Copy everything from the start of the records down to the line containing "117, 36, 131]", changing "plot-frame" to "plot-area" and leaving all else as it is.
* begin *
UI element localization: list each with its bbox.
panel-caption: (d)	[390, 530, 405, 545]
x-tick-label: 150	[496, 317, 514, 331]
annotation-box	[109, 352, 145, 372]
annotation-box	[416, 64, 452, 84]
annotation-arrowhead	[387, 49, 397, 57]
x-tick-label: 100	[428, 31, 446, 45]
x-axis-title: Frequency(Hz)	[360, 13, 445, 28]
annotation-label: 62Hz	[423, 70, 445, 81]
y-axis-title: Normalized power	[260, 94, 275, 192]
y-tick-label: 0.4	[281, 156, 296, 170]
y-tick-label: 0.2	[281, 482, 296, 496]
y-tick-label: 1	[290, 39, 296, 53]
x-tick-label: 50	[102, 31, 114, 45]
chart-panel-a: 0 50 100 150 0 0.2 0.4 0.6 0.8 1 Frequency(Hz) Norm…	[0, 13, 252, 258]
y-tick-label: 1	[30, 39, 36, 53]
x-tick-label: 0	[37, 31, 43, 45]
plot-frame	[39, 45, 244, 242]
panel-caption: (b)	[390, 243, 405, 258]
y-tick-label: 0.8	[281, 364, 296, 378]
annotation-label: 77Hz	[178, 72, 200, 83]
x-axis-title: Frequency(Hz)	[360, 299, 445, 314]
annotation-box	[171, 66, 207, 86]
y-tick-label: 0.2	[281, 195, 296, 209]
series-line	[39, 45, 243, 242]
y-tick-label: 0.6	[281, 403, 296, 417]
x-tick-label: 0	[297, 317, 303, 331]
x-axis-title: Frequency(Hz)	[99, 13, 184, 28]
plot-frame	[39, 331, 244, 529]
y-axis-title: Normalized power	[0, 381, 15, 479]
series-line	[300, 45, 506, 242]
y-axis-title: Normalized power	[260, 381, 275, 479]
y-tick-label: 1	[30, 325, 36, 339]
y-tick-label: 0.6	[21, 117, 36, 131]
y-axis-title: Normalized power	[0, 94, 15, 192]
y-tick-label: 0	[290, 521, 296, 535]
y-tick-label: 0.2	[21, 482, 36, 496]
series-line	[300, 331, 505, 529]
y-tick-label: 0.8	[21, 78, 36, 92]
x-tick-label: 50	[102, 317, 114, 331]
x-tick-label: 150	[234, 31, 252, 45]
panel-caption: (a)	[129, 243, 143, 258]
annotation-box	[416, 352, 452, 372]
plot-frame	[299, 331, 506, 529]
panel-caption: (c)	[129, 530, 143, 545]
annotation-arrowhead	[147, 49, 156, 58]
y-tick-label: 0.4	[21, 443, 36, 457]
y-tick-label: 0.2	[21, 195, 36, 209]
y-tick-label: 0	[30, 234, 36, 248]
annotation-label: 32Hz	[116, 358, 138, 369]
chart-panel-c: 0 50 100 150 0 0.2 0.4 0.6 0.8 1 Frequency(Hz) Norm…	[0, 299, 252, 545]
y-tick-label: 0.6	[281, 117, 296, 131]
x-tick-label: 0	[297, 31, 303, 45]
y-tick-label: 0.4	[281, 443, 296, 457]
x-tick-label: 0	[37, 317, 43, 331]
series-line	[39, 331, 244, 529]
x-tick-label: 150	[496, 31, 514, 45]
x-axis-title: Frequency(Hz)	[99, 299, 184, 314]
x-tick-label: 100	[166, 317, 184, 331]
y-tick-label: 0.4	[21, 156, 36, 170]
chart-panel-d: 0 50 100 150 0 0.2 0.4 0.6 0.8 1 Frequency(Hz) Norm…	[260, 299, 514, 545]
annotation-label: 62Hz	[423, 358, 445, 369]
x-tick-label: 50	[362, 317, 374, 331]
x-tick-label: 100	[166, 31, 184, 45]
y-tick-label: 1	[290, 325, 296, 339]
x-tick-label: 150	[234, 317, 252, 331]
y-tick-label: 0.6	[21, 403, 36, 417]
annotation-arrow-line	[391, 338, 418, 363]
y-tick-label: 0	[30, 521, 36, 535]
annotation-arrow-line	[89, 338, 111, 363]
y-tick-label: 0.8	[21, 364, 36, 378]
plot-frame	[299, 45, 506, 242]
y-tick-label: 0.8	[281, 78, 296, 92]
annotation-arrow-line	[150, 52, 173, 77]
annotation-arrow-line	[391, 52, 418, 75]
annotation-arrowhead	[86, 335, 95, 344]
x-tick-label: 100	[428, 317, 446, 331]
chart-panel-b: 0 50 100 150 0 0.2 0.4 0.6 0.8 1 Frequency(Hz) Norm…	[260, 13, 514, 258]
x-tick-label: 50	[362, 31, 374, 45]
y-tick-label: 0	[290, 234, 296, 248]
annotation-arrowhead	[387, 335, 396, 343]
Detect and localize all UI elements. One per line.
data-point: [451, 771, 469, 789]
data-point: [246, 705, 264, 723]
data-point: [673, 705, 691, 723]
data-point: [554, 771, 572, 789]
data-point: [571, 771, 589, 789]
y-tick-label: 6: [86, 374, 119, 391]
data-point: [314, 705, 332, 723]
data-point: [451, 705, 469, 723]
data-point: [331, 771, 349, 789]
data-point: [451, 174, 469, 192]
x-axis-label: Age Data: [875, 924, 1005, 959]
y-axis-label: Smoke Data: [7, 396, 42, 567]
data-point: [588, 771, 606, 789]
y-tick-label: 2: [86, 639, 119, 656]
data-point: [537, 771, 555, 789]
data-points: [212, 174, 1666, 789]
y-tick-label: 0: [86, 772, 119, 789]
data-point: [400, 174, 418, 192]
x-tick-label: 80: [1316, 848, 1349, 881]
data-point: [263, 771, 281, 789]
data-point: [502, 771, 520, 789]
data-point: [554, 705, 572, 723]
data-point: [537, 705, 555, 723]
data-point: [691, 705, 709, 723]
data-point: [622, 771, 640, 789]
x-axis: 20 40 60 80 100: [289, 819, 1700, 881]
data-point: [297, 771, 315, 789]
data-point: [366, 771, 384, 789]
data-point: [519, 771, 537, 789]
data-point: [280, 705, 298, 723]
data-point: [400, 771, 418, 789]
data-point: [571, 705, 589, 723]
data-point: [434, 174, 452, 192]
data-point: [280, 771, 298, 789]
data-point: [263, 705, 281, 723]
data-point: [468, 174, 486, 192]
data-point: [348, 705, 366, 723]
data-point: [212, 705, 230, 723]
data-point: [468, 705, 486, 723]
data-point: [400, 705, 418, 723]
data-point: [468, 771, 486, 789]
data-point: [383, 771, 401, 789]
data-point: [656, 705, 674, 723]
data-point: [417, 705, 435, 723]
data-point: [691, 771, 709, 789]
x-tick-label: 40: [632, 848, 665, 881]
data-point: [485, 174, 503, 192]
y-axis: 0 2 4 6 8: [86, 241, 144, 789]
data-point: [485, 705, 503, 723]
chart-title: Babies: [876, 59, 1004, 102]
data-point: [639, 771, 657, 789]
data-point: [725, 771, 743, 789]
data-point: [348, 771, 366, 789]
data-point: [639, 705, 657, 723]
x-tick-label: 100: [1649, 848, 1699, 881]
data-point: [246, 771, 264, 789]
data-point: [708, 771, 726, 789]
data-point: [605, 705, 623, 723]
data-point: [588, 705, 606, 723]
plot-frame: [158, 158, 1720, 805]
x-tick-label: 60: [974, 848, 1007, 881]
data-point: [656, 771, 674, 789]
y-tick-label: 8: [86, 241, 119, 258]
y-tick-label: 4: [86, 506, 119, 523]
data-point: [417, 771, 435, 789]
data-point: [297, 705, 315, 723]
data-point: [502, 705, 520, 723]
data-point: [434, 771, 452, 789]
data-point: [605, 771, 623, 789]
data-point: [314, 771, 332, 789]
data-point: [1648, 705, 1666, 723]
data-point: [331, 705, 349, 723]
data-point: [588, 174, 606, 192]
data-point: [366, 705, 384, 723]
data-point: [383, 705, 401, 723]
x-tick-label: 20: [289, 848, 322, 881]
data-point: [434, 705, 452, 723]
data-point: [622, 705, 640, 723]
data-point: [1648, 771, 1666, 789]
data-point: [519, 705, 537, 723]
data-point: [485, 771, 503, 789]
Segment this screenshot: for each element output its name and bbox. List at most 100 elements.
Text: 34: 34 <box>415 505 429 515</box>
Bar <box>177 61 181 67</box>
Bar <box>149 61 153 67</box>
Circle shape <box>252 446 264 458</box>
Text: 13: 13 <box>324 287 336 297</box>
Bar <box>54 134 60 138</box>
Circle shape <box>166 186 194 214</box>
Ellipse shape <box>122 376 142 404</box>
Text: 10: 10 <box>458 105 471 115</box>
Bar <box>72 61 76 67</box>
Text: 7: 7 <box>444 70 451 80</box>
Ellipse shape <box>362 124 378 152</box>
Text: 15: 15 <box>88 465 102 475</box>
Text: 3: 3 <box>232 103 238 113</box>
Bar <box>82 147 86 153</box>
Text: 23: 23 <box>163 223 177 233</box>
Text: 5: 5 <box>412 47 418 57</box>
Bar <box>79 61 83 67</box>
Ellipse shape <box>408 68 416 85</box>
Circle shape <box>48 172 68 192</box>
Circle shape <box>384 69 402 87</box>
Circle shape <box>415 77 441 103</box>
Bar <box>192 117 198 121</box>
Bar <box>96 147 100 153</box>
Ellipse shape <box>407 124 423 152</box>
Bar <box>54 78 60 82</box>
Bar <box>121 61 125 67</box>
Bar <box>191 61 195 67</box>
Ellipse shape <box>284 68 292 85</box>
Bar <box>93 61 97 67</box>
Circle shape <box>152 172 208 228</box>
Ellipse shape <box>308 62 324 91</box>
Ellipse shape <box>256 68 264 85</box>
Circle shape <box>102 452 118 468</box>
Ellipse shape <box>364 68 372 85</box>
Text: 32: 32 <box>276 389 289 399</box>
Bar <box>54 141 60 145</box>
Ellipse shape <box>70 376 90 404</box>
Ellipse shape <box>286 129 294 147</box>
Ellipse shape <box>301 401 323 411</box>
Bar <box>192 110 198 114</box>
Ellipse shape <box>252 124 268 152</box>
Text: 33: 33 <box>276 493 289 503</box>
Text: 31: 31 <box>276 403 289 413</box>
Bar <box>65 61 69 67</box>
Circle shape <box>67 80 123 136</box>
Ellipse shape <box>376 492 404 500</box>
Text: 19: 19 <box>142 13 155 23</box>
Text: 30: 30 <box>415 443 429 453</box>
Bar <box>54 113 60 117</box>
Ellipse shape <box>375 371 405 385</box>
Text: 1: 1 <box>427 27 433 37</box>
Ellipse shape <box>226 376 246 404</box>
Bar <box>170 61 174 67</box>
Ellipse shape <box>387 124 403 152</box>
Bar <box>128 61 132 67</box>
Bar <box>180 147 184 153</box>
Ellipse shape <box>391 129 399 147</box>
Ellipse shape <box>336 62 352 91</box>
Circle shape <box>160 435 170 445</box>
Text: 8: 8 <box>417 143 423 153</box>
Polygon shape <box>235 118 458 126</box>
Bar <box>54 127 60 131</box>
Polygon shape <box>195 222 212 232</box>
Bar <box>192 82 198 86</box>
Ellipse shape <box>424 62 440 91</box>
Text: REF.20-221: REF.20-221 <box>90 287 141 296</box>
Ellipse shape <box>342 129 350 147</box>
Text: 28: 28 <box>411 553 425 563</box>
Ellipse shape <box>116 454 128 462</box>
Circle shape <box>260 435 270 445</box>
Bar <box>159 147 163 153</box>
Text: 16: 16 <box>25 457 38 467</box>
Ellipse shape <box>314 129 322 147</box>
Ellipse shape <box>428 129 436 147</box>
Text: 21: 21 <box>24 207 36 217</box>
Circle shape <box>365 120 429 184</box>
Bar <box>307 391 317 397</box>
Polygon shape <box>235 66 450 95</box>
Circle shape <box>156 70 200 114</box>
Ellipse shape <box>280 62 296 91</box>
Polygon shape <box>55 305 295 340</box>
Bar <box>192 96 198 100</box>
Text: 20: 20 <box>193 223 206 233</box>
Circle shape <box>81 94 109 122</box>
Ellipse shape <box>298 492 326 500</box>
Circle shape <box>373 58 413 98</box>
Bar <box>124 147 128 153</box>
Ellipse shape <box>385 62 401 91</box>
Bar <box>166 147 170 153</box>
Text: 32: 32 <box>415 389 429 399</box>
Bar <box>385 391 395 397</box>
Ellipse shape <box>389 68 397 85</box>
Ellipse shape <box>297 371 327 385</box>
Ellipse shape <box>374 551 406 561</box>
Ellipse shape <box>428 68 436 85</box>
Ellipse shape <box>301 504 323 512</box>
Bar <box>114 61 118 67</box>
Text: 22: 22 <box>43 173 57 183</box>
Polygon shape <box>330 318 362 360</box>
* end *
- The result:
UI element localization: list each with its bbox.
panel-caption: (d)	[390, 530, 405, 545]
x-tick-label: 150	[496, 317, 514, 331]
annotation-box	[109, 352, 145, 372]
annotation-box	[416, 64, 452, 84]
annotation-arrowhead	[387, 49, 397, 57]
x-tick-label: 100	[428, 31, 446, 45]
x-axis-title: Frequency(Hz)	[360, 13, 445, 28]
annotation-label: 62Hz	[423, 70, 445, 81]
y-axis-title: Normalized power	[260, 94, 275, 192]
y-tick-label: 0.4	[281, 156, 296, 170]
y-tick-label: 0.2	[281, 482, 296, 496]
y-tick-label: 1	[290, 39, 296, 53]
x-tick-label: 50	[102, 31, 114, 45]
chart-panel-a: 0 50 100 150 0 0.2 0.4 0.6 0.8 1 Frequency(Hz) Norm…	[0, 13, 252, 258]
y-tick-label: 1	[30, 39, 36, 53]
x-tick-label: 0	[37, 31, 43, 45]
plot-area	[39, 45, 244, 242]
panel-caption: (b)	[390, 243, 405, 258]
y-tick-label: 0.8	[281, 364, 296, 378]
annotation-label: 77Hz	[178, 72, 200, 83]
x-axis-title: Frequency(Hz)	[360, 299, 445, 314]
annotation-box	[171, 66, 207, 86]
y-tick-label: 0.2	[281, 195, 296, 209]
series-line	[39, 45, 243, 242]
y-tick-label: 0.6	[281, 403, 296, 417]
x-tick-label: 0	[297, 317, 303, 331]
x-axis-title: Frequency(Hz)	[99, 13, 184, 28]
plot-area	[39, 331, 244, 529]
y-axis-title: Normalized power	[0, 381, 15, 479]
series-line	[300, 45, 506, 242]
y-axis-title: Normalized power	[260, 381, 275, 479]
y-tick-label: 1	[30, 325, 36, 339]
y-tick-label: 0.6	[21, 117, 36, 131]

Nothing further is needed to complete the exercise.